Task directions — Pull out every line in the data that has the string "this" in it.

Dataset records:
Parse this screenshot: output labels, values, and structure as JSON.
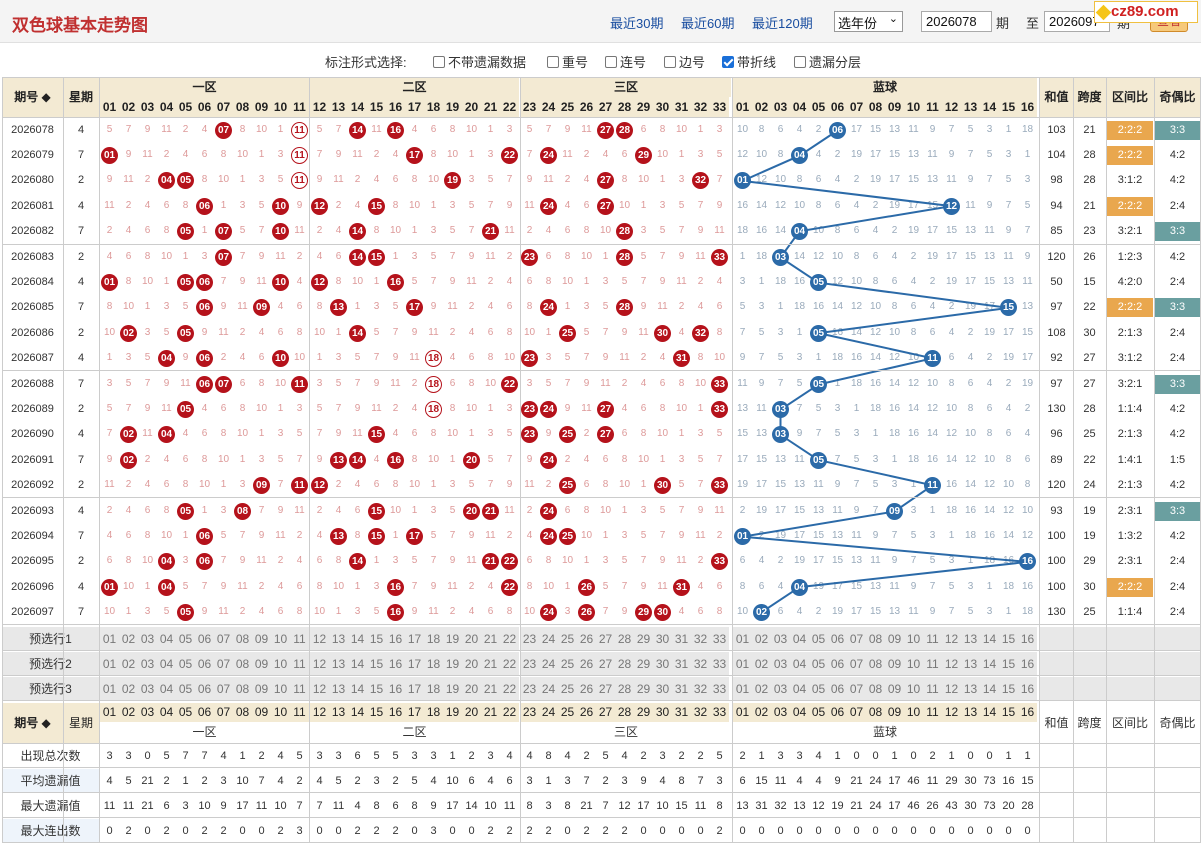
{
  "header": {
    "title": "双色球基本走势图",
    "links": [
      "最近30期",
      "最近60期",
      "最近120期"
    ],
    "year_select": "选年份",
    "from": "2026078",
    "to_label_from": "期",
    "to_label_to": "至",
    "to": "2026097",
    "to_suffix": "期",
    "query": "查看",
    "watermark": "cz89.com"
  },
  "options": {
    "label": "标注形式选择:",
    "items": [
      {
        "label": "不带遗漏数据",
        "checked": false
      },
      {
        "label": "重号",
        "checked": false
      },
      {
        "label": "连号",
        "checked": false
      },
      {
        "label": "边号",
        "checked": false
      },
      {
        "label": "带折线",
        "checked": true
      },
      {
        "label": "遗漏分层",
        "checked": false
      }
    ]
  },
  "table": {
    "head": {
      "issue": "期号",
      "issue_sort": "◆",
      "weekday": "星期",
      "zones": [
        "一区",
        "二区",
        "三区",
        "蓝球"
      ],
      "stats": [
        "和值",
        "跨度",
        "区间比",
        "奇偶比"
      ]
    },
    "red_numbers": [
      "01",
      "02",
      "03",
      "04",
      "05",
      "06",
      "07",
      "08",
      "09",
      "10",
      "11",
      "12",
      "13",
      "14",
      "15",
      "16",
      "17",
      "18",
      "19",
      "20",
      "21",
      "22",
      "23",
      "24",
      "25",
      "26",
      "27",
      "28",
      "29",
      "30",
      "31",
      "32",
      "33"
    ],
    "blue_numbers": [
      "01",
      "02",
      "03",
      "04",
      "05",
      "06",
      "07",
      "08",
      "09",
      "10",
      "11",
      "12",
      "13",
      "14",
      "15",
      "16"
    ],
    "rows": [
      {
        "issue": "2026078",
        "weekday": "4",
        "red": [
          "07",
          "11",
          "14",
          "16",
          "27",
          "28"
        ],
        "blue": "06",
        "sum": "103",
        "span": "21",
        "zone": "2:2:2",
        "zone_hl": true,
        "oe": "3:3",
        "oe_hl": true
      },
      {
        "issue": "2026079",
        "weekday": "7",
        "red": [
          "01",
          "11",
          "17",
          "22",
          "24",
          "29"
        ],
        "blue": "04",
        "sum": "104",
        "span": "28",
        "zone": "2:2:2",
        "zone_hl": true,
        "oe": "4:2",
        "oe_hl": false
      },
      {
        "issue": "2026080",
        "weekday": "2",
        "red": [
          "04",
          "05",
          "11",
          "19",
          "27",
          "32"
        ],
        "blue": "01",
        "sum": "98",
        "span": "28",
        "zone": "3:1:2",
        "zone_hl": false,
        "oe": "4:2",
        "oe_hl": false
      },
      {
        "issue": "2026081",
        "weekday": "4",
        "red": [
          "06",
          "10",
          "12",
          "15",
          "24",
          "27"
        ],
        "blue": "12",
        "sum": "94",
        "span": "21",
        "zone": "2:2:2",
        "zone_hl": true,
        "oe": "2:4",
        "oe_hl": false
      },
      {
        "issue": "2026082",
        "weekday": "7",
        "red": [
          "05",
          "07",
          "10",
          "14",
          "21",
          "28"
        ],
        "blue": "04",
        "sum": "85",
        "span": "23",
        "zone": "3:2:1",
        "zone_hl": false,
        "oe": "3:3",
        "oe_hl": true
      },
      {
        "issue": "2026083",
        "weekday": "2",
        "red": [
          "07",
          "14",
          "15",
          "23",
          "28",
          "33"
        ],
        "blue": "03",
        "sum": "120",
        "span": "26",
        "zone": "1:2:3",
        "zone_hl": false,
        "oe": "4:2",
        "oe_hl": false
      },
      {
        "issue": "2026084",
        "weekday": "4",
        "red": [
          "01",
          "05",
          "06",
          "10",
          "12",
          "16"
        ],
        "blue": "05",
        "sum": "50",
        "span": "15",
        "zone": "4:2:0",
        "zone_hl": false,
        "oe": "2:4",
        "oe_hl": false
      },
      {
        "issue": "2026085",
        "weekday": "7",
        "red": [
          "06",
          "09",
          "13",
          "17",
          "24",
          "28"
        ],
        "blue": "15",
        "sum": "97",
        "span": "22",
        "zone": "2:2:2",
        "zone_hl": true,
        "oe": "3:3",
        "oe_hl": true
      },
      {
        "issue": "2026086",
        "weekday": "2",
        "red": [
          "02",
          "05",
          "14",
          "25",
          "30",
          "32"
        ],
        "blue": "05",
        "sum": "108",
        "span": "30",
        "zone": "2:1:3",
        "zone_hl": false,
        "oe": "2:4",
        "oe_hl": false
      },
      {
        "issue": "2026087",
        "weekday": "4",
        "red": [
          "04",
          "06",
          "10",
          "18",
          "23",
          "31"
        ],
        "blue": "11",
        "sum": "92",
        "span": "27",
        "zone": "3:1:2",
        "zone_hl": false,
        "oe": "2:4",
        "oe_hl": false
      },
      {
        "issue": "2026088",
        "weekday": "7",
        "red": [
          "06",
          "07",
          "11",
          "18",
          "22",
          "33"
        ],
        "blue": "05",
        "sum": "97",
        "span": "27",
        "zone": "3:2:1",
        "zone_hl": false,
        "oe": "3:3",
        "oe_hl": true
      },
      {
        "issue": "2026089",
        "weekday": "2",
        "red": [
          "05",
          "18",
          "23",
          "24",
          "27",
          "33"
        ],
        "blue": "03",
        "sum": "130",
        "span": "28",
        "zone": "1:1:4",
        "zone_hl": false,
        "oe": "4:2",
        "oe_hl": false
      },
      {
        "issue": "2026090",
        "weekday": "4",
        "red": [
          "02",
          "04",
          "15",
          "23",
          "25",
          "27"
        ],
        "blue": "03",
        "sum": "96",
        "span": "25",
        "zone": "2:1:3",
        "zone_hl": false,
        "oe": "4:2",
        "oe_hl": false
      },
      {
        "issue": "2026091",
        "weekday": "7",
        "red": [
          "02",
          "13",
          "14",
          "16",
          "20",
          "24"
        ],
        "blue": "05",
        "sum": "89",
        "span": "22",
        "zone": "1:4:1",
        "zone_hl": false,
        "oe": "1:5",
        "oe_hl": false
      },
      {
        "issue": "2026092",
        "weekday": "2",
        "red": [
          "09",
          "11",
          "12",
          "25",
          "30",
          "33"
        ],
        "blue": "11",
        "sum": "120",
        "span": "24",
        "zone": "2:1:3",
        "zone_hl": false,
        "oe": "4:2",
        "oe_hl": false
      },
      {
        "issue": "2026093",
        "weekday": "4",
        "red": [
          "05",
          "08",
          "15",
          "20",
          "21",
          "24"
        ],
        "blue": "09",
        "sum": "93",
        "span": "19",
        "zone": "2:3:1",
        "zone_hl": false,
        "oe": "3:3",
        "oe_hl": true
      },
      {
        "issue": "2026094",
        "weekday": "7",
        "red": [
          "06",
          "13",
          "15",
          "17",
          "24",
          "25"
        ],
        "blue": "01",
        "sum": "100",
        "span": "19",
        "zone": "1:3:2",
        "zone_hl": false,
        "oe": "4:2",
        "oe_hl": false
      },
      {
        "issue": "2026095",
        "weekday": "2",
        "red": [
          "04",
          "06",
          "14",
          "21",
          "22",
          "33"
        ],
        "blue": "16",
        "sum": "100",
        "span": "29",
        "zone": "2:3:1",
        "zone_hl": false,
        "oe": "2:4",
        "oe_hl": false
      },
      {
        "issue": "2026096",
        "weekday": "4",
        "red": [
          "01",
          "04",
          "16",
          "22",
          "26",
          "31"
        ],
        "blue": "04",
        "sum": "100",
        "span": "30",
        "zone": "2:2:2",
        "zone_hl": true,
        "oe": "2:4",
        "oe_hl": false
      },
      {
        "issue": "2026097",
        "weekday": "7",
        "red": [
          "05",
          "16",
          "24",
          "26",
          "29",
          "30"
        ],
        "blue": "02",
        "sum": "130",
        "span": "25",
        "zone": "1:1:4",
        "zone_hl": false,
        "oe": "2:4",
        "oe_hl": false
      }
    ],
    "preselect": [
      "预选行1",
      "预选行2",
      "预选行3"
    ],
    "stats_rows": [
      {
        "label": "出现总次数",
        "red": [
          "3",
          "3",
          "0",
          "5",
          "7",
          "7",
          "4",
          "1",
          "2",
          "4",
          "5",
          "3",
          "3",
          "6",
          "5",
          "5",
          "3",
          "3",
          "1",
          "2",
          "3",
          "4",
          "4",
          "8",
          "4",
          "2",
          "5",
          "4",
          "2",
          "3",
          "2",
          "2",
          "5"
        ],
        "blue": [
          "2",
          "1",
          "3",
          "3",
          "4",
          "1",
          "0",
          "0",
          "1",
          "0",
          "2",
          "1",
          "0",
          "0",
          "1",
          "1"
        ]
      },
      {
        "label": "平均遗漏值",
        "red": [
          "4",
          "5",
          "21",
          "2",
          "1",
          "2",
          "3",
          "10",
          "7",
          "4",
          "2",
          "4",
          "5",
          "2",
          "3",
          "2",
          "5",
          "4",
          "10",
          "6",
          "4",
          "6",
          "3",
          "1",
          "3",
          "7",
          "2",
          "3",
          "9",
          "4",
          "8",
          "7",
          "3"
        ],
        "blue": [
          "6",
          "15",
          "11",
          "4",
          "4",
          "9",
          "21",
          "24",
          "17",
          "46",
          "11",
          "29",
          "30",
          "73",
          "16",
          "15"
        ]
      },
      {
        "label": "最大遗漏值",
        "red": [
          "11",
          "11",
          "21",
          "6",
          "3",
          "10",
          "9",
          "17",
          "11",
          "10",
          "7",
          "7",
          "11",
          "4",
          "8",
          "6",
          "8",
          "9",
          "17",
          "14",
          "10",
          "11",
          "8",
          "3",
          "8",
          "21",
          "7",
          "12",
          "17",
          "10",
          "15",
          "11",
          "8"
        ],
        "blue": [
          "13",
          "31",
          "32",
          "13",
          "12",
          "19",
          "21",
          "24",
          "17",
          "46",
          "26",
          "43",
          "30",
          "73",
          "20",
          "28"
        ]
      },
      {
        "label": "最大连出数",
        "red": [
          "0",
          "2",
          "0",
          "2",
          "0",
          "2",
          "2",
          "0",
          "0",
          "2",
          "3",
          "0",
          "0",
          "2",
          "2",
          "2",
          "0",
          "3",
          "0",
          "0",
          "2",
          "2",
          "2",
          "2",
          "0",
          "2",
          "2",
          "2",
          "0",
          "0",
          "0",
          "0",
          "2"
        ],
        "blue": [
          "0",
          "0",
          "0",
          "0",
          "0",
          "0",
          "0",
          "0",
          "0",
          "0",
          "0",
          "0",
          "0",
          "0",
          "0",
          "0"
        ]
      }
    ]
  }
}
* * *
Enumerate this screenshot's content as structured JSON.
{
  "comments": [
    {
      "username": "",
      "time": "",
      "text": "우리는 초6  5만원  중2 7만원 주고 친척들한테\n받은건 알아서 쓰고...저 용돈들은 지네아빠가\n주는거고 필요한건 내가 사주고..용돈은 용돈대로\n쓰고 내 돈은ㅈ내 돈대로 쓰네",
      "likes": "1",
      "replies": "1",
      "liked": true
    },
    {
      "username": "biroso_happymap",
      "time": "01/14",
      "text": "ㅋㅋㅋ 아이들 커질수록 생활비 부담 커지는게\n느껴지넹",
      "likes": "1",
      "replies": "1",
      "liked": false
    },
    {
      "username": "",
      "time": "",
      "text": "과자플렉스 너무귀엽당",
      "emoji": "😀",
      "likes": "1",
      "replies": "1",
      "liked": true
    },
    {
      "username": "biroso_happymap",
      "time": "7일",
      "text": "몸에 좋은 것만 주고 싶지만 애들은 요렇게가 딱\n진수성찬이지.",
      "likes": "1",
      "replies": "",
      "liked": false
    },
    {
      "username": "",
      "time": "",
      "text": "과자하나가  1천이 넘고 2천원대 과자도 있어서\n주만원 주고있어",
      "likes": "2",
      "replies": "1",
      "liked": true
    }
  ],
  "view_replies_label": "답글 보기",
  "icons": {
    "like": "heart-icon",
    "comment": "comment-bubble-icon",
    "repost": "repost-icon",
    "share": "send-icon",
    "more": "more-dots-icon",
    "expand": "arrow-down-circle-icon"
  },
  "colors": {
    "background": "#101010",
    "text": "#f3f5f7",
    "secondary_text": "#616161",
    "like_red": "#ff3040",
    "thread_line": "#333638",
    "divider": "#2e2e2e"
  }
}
...
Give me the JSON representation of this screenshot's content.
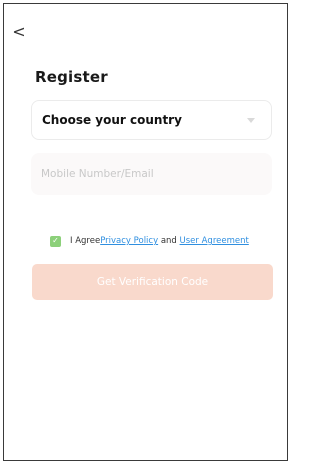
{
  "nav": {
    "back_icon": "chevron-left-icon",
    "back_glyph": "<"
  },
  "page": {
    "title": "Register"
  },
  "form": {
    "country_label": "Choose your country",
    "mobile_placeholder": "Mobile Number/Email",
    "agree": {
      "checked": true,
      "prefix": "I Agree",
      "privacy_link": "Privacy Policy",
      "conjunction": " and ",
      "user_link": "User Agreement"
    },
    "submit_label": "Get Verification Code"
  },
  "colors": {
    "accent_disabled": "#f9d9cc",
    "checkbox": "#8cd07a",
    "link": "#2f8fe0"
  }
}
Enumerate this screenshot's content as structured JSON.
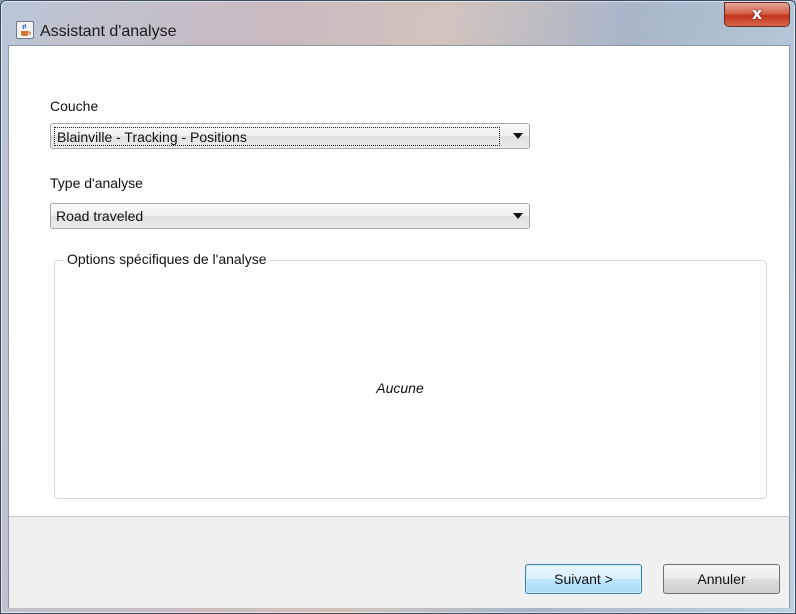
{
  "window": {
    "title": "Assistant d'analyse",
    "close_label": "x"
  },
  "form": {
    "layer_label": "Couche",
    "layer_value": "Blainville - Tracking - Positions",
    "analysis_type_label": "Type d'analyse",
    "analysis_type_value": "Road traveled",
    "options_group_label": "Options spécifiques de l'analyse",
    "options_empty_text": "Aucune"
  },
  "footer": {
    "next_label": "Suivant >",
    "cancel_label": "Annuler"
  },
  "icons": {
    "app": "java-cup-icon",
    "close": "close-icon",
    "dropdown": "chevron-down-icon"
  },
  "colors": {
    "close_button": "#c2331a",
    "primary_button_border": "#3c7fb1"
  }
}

Full solution —
Parse this screenshot: output labels, values, and structure as JSON.
Enumerate this screenshot's content as structured JSON.
Give me the JSON representation of this screenshot's content.
Enumerate this screenshot's content as structured JSON.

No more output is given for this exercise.